*Problem details*.
Take every line from the listing below that contains "Days".

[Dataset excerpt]
◇ ◇ ◇ ◇ ◇
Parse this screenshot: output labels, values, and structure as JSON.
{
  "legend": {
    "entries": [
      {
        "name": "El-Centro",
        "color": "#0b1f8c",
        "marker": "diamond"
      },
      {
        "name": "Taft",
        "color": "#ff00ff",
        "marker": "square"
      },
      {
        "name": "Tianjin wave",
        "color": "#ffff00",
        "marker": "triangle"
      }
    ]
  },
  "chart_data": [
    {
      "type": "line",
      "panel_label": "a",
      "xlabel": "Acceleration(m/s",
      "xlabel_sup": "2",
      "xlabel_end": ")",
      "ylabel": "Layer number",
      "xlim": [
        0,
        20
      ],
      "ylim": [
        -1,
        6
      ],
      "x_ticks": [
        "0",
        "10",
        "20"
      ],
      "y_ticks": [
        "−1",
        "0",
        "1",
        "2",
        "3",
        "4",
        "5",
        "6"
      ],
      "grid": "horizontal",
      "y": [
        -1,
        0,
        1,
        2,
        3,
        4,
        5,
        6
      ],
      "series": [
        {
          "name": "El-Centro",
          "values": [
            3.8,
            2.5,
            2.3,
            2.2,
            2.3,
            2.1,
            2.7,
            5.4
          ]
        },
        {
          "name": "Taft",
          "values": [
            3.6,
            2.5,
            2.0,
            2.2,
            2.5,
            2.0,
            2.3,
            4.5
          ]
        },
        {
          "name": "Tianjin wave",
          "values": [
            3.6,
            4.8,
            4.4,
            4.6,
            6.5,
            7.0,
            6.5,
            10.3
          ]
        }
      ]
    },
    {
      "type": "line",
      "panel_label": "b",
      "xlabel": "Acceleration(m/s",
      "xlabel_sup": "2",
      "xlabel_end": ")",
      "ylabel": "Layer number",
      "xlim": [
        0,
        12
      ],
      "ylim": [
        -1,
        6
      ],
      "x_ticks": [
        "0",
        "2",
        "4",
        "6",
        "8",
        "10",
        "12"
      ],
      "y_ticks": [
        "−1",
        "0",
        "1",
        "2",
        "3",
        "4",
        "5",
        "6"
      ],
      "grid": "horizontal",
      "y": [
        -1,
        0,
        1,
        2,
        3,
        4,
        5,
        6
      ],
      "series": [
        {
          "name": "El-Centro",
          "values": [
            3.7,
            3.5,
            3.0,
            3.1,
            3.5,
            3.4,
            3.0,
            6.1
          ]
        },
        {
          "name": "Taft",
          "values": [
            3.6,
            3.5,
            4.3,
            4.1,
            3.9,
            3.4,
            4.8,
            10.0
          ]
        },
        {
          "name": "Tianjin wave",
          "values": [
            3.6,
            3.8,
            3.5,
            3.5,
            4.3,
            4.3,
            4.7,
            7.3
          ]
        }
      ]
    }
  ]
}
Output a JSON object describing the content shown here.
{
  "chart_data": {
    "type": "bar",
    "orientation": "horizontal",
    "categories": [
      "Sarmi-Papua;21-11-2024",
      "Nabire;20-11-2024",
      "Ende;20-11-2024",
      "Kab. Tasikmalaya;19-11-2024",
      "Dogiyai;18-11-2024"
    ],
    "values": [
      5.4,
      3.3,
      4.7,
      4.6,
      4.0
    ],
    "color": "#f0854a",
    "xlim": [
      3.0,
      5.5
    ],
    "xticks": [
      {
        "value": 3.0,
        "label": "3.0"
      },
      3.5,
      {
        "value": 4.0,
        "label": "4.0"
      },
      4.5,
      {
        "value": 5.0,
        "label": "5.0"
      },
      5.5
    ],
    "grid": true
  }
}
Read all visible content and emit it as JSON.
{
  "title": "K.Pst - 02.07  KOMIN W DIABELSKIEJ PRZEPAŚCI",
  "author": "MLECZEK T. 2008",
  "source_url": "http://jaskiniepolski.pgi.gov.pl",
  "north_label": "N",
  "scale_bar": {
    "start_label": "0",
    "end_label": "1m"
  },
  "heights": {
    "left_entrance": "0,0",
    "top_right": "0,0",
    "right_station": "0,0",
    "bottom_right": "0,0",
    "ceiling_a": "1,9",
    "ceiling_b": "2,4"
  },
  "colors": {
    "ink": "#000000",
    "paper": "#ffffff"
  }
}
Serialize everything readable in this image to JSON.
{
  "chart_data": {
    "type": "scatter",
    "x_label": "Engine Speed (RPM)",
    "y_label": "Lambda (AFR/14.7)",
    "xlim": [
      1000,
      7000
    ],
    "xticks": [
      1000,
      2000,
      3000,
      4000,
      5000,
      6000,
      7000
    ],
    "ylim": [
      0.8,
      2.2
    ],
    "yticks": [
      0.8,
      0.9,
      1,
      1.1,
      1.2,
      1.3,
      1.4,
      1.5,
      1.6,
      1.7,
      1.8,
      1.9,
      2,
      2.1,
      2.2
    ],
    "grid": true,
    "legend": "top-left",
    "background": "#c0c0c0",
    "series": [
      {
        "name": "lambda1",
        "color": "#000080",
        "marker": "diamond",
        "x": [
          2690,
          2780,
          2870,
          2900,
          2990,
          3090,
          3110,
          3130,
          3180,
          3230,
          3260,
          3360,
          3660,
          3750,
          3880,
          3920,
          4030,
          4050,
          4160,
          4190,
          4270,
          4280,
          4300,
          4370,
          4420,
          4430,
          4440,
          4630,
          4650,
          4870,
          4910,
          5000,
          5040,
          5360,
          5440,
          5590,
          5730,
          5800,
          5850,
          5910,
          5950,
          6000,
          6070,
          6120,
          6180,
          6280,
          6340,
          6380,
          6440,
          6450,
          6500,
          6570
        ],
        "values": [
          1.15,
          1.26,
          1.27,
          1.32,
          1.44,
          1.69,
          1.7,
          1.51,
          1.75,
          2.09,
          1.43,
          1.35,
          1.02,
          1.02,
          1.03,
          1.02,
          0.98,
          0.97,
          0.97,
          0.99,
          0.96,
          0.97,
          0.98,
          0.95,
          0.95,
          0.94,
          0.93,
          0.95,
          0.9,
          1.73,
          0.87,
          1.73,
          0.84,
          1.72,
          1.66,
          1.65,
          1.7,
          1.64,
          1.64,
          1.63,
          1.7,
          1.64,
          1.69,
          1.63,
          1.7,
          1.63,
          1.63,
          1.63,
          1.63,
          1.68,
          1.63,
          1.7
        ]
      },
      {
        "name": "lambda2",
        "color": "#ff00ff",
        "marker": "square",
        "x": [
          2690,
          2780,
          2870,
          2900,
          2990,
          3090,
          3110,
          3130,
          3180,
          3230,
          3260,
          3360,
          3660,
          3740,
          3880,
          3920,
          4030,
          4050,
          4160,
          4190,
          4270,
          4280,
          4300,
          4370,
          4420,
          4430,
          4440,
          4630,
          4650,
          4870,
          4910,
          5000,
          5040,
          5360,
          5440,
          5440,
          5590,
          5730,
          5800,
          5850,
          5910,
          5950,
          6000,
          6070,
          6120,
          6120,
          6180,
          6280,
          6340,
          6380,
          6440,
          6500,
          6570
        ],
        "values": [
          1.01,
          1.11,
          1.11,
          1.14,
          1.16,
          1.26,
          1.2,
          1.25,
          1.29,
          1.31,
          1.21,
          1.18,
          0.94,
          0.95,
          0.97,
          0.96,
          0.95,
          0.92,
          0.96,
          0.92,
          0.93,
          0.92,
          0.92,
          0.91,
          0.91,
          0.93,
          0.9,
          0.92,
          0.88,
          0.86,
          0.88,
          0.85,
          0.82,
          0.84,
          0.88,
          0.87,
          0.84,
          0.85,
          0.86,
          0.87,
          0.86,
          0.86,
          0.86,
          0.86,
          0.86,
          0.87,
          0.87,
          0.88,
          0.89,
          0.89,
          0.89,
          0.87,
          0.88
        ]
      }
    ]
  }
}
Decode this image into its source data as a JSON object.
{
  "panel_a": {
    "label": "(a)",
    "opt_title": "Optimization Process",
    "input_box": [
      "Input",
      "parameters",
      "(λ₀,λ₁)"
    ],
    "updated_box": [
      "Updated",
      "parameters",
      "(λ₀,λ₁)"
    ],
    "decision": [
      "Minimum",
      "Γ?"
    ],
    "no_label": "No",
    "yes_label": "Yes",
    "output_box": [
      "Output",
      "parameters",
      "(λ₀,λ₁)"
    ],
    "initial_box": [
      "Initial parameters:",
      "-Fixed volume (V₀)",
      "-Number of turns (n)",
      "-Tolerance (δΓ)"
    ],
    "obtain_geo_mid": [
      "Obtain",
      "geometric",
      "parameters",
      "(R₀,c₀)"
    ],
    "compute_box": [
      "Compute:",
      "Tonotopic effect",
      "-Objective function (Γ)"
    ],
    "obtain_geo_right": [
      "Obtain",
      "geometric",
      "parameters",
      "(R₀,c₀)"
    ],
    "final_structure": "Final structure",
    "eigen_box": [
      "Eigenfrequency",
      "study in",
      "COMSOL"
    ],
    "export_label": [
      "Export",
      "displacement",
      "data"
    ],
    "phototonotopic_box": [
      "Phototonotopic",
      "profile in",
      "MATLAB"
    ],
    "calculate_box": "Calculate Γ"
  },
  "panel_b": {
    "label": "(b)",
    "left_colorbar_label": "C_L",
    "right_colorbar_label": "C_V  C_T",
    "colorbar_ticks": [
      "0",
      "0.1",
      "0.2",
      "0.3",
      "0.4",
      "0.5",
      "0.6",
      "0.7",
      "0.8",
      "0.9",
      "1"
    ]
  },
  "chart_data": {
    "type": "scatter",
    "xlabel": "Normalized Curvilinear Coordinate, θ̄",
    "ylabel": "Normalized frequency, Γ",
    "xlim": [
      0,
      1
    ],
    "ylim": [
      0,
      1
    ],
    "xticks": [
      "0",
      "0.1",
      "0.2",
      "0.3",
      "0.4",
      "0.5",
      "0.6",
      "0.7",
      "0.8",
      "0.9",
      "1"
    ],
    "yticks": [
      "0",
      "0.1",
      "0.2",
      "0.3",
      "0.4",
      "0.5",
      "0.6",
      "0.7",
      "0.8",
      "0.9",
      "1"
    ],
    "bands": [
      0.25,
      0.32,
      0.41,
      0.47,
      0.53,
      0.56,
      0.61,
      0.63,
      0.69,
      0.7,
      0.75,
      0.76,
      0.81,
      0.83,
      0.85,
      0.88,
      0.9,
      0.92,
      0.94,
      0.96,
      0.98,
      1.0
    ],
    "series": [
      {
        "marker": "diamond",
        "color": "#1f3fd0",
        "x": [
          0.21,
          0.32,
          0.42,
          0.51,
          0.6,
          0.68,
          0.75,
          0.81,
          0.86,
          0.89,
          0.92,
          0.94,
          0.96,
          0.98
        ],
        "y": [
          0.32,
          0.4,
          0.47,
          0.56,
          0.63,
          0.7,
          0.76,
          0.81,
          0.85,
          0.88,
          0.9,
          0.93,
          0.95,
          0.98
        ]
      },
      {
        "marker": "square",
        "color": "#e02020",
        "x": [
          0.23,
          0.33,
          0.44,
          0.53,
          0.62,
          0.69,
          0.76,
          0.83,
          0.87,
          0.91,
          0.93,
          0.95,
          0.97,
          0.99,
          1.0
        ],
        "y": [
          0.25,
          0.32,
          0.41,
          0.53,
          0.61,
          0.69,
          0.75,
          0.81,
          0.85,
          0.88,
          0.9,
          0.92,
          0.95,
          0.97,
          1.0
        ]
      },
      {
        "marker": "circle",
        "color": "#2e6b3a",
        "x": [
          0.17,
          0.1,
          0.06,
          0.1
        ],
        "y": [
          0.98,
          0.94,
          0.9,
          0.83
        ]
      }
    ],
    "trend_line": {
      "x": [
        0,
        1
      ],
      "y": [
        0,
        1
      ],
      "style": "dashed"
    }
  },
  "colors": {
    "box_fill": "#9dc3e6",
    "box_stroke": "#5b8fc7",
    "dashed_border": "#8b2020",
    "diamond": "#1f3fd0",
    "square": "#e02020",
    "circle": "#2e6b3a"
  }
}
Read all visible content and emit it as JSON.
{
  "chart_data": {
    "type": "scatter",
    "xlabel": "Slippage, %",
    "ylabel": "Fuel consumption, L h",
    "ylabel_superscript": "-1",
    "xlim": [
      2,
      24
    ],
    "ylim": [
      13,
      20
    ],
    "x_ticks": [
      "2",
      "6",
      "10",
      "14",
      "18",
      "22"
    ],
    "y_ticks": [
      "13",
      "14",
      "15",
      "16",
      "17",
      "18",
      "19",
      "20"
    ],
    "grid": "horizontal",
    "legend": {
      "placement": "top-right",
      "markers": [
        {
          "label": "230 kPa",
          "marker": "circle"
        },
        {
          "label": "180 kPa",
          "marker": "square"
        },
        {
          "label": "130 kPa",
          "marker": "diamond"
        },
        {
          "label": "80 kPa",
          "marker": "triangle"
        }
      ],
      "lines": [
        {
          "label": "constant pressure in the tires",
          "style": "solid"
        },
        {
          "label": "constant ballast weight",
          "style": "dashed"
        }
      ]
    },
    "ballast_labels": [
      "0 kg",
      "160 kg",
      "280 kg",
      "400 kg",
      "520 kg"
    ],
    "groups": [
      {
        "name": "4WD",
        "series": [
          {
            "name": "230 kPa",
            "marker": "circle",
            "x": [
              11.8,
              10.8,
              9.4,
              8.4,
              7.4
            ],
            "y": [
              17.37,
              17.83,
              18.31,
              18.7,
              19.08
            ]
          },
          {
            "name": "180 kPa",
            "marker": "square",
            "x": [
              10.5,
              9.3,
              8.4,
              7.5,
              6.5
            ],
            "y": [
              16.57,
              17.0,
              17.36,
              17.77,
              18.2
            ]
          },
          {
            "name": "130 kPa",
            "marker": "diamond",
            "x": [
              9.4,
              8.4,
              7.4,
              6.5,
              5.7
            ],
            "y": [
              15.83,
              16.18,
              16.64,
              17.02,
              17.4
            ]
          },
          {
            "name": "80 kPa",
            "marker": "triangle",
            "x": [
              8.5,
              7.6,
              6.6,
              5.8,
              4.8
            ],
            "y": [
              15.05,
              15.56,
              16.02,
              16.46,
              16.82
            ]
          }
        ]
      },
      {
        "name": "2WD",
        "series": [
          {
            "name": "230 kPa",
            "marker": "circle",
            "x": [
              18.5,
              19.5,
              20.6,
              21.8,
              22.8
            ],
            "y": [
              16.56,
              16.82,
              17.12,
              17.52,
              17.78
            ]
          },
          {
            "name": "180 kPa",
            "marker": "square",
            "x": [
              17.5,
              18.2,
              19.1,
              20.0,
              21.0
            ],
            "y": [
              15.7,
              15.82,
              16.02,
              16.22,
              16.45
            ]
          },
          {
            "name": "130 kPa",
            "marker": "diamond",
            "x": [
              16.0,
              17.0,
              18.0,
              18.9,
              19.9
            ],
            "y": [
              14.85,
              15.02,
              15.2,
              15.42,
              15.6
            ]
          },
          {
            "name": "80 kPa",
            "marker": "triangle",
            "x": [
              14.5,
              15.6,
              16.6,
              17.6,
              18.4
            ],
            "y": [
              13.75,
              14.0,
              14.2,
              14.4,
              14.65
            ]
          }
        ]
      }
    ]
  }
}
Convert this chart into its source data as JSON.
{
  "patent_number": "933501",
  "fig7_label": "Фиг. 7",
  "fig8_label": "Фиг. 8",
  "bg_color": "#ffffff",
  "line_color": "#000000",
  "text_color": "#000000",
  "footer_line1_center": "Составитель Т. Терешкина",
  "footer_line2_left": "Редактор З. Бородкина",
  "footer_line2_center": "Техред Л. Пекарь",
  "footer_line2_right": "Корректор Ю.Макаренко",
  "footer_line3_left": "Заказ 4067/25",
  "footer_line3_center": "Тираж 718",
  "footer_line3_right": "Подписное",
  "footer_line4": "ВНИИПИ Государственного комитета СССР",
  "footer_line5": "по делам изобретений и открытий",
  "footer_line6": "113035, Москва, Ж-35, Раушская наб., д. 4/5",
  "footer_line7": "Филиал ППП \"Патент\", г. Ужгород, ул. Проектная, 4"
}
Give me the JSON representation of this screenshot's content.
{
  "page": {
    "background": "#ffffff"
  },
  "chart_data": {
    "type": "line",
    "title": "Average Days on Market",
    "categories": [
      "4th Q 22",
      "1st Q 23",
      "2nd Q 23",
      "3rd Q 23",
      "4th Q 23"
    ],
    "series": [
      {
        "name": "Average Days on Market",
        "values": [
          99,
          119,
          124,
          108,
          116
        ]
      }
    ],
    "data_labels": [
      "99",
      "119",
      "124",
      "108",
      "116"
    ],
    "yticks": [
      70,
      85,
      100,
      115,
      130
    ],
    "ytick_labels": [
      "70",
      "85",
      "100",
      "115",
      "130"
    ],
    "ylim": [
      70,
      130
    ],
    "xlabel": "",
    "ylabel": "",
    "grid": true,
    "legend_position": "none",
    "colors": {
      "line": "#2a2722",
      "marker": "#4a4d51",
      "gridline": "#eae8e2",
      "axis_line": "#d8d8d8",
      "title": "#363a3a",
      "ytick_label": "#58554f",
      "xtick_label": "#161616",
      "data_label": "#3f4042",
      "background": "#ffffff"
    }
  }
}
◇ ◇ ◇ ◇ ◇
*The solution*.
    "title": "Average Days on Market",
        "name": "Average Days on Market",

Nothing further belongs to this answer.